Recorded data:
....
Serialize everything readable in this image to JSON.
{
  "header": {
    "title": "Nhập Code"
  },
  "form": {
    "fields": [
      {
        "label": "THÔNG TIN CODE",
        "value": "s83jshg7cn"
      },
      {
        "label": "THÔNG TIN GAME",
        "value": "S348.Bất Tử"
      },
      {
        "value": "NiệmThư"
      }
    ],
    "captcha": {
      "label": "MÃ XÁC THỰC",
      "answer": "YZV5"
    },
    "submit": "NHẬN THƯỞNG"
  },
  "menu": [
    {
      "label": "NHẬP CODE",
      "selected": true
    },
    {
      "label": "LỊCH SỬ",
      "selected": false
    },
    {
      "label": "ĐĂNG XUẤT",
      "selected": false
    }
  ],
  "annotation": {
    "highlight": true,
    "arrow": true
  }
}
....
_Instructions to follow_
Show all lines above holding "label".

_The solution_
        "label": "THÔNG TIN CODE",
        "label": "THÔNG TIN GAME",
      "label": "MÃ XÁC THỰC",
      "label": "NHẬP CODE",
      "label": "LỊCH SỬ",
      "label": "ĐĂNG XUẤT",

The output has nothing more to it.